RECORDS FOR PROCESSING -
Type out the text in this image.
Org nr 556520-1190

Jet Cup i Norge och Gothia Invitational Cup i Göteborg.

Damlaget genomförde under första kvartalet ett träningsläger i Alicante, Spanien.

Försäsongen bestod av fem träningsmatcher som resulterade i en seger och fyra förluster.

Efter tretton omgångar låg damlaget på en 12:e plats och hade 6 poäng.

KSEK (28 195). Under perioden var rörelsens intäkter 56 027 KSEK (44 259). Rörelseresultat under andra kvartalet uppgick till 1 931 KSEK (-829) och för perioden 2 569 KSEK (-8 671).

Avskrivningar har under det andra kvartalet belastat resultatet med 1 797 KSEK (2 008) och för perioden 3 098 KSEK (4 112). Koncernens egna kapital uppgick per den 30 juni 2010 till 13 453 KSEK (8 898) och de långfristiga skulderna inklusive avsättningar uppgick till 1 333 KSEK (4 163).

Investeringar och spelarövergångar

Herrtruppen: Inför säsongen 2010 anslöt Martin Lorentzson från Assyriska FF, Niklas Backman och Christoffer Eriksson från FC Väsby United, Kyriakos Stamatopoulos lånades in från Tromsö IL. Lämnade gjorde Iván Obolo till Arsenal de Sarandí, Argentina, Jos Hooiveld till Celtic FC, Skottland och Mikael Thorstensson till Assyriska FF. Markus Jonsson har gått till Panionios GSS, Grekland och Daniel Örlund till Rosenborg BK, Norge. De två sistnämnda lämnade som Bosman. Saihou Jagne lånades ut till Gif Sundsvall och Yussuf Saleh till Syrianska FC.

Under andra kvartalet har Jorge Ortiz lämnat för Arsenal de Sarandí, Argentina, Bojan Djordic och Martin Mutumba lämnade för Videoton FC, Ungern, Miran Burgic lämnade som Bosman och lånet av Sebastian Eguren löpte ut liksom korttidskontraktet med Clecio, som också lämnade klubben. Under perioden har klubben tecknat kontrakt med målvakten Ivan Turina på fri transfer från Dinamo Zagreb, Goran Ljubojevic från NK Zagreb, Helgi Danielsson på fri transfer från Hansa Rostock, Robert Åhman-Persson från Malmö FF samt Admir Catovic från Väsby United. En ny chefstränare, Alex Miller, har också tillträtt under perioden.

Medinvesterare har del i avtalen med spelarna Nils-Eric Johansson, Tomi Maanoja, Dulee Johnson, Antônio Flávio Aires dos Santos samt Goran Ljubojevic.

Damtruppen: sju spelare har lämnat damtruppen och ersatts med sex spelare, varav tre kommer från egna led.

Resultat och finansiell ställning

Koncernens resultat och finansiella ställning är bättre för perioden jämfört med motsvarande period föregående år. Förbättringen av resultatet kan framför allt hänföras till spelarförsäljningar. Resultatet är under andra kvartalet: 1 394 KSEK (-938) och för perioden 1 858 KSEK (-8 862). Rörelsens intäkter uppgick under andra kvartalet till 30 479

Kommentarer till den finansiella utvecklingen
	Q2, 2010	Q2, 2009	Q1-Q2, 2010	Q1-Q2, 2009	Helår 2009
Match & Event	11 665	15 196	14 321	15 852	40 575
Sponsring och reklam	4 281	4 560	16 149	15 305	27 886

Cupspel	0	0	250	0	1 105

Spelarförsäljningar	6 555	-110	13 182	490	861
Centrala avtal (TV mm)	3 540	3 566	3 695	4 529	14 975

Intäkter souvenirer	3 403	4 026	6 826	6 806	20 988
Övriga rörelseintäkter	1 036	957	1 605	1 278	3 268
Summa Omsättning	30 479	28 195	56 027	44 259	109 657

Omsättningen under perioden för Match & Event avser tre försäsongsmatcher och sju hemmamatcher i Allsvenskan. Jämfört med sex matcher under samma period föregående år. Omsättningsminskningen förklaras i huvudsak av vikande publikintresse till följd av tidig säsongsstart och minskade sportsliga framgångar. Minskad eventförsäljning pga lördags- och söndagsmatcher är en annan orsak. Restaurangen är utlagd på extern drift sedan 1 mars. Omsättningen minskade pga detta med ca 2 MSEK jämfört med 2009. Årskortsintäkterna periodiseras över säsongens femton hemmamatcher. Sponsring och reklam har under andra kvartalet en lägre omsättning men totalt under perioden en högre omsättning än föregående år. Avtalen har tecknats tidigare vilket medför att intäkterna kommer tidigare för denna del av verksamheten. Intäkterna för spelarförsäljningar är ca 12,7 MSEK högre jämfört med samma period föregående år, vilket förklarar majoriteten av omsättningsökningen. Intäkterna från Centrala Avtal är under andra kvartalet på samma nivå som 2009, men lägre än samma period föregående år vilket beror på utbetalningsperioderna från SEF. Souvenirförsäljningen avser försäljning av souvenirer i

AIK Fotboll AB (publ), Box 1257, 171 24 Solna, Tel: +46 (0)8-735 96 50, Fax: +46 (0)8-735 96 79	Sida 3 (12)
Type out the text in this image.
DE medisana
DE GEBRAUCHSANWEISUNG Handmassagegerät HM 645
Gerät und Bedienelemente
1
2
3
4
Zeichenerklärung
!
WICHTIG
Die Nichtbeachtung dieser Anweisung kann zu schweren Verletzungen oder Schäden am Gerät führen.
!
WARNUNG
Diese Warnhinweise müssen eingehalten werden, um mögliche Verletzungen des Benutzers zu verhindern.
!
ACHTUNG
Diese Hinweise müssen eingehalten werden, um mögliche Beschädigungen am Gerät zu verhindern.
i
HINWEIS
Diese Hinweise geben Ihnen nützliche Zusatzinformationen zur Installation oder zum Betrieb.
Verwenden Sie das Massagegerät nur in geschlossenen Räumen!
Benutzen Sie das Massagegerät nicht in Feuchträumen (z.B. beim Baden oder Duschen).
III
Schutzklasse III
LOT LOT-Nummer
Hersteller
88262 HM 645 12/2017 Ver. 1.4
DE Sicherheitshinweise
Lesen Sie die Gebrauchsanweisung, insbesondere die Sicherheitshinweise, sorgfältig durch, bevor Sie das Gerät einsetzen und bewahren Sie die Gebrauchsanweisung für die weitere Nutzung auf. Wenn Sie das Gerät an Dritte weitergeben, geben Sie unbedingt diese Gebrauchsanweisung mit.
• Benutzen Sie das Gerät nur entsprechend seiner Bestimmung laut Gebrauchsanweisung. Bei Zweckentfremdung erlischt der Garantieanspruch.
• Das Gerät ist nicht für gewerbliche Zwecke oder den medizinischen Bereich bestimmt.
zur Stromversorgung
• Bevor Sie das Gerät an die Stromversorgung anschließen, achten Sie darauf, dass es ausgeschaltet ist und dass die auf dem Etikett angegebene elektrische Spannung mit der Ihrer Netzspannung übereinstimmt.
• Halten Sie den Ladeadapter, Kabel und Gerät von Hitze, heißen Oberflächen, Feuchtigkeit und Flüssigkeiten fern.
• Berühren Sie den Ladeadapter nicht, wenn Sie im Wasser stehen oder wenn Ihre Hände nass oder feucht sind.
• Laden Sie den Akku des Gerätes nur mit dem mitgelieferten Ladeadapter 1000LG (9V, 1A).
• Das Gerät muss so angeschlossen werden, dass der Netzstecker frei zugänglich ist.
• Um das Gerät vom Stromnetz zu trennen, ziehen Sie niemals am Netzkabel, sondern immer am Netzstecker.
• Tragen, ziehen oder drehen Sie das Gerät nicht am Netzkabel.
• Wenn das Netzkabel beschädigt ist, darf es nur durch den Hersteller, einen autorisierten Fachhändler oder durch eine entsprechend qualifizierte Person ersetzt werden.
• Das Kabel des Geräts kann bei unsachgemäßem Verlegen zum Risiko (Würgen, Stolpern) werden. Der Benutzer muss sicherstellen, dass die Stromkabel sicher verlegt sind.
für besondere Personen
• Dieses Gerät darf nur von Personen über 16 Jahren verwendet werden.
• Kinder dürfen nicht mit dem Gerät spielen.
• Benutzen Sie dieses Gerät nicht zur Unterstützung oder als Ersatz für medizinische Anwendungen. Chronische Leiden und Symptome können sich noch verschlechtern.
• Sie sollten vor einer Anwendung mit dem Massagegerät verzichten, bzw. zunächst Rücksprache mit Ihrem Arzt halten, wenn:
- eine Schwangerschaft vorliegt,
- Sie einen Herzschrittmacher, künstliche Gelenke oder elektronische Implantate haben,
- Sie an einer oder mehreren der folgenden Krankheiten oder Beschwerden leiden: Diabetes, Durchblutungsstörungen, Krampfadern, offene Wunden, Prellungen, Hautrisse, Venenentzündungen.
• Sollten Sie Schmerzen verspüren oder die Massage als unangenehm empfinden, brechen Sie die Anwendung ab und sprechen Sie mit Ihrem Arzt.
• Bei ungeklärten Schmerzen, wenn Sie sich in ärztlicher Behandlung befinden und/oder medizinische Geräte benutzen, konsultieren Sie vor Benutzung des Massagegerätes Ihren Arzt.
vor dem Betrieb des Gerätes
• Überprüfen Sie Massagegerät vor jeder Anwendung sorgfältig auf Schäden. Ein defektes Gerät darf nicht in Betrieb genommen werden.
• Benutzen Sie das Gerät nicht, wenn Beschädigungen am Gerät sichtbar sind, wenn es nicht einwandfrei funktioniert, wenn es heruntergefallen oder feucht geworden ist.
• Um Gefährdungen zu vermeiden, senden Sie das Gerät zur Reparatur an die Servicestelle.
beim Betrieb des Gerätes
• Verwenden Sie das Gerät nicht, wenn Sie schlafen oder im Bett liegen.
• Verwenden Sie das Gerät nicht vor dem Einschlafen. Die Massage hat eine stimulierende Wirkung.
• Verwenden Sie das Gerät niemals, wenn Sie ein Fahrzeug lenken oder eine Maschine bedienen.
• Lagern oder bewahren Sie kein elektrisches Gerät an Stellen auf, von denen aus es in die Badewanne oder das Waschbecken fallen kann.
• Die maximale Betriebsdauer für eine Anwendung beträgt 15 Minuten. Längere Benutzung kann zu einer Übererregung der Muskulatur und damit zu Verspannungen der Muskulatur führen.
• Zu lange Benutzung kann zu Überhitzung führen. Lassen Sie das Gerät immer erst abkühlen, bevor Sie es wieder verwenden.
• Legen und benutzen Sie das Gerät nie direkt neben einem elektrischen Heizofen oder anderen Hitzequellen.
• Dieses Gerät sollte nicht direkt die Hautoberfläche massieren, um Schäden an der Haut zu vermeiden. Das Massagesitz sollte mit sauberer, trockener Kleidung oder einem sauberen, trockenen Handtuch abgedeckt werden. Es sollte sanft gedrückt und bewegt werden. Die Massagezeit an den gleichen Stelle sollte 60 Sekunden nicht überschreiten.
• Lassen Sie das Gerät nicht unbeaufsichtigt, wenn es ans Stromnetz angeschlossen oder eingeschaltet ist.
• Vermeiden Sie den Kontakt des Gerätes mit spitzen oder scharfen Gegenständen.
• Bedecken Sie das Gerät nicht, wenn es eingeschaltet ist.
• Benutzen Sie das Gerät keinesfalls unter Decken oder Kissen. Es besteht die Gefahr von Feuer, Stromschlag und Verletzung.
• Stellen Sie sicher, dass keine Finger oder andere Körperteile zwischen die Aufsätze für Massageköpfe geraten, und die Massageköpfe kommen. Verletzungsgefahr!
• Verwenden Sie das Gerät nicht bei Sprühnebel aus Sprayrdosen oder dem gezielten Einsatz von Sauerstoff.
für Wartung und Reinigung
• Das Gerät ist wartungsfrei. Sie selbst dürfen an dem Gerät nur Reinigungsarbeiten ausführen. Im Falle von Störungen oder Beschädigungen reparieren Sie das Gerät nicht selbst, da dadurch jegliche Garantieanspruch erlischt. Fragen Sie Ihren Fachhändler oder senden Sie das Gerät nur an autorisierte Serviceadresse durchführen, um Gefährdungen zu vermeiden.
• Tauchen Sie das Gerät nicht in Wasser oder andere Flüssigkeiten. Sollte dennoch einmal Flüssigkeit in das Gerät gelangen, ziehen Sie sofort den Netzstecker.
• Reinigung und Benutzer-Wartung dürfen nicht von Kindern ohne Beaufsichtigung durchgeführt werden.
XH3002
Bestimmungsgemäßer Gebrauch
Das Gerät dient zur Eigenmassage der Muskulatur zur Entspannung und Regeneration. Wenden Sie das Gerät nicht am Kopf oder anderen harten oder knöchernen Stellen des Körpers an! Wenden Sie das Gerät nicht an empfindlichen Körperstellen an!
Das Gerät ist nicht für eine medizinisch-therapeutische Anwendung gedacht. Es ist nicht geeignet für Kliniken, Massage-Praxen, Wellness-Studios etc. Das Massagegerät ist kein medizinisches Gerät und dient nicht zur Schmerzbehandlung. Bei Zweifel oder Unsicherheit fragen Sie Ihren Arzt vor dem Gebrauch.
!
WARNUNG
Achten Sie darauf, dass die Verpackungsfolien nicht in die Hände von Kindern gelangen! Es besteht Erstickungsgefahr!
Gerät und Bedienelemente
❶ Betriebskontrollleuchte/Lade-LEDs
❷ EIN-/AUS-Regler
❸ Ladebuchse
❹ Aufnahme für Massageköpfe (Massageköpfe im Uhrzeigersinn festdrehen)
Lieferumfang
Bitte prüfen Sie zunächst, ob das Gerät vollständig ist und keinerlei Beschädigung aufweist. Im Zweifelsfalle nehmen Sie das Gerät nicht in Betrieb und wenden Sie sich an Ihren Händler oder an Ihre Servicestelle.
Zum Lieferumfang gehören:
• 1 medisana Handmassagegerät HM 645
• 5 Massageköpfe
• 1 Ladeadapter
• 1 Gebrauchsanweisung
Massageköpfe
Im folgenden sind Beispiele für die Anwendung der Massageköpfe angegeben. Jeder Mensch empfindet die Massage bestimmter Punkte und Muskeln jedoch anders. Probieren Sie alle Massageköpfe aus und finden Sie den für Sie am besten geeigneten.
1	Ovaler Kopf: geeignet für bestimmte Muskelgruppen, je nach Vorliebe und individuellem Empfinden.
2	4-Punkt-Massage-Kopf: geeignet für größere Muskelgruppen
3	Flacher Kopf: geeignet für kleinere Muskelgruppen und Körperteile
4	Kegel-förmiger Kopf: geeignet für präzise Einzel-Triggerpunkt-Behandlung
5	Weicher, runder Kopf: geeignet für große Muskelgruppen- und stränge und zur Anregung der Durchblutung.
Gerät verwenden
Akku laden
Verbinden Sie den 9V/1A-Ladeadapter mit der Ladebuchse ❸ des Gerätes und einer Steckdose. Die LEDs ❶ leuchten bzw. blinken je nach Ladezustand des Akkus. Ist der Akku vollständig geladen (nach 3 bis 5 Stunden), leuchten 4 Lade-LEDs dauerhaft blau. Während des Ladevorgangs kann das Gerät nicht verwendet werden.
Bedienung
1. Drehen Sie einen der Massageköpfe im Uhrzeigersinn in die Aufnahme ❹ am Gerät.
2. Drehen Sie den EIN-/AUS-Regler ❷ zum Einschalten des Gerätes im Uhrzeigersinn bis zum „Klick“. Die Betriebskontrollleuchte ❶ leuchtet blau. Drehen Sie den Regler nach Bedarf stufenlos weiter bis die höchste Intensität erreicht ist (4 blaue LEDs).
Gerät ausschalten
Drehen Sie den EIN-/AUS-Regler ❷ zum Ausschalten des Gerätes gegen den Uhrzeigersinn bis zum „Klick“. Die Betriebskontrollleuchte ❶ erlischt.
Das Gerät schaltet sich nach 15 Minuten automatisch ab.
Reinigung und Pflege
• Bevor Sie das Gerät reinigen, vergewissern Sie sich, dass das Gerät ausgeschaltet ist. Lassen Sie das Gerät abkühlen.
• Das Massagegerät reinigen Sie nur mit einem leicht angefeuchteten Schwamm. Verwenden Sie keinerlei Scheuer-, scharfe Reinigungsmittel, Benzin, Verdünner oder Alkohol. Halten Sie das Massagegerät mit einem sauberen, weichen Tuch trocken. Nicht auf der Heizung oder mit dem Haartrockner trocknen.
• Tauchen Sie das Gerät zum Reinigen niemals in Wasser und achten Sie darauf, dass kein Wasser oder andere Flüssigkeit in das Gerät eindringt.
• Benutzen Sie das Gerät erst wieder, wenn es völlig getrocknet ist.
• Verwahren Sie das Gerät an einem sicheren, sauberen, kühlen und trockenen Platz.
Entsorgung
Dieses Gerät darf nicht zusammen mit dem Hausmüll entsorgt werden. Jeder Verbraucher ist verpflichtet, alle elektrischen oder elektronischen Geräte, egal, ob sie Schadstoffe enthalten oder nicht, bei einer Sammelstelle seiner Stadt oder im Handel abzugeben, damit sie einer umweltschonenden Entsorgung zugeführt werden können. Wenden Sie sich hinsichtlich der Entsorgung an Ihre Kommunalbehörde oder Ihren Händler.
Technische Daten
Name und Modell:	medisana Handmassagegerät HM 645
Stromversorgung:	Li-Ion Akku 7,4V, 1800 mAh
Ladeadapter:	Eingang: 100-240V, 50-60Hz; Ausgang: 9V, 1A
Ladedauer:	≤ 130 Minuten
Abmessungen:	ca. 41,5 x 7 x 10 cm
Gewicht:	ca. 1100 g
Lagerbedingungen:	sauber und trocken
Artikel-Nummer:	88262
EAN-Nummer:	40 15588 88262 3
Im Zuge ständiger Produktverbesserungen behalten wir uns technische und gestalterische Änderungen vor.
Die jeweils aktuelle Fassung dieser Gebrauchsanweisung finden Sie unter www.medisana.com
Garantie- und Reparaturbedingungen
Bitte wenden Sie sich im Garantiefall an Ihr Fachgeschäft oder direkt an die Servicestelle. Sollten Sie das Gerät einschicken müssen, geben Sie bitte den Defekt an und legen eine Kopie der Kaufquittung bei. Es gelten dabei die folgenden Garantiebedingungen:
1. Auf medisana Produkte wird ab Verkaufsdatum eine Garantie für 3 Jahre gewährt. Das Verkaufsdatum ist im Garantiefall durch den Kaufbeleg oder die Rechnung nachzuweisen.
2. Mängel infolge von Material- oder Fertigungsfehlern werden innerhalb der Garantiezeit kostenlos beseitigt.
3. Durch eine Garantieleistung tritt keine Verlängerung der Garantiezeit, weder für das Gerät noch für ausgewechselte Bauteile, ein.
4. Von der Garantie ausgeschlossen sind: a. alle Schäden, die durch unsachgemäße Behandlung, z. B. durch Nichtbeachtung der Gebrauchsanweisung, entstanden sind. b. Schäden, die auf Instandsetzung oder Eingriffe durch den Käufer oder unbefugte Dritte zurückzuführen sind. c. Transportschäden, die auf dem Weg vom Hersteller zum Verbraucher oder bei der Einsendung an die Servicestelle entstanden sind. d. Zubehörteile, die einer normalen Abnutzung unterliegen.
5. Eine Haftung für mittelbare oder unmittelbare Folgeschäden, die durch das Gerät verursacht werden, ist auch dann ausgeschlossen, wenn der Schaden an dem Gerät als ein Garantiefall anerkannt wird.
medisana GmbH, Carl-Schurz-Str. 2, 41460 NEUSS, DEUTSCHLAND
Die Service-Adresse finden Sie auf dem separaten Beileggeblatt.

TASK GOAL -
Looking only at the entries, count the lines that contain the word "Netzstecker", then state that count and nothing else.

WRITTEN REPLY -
3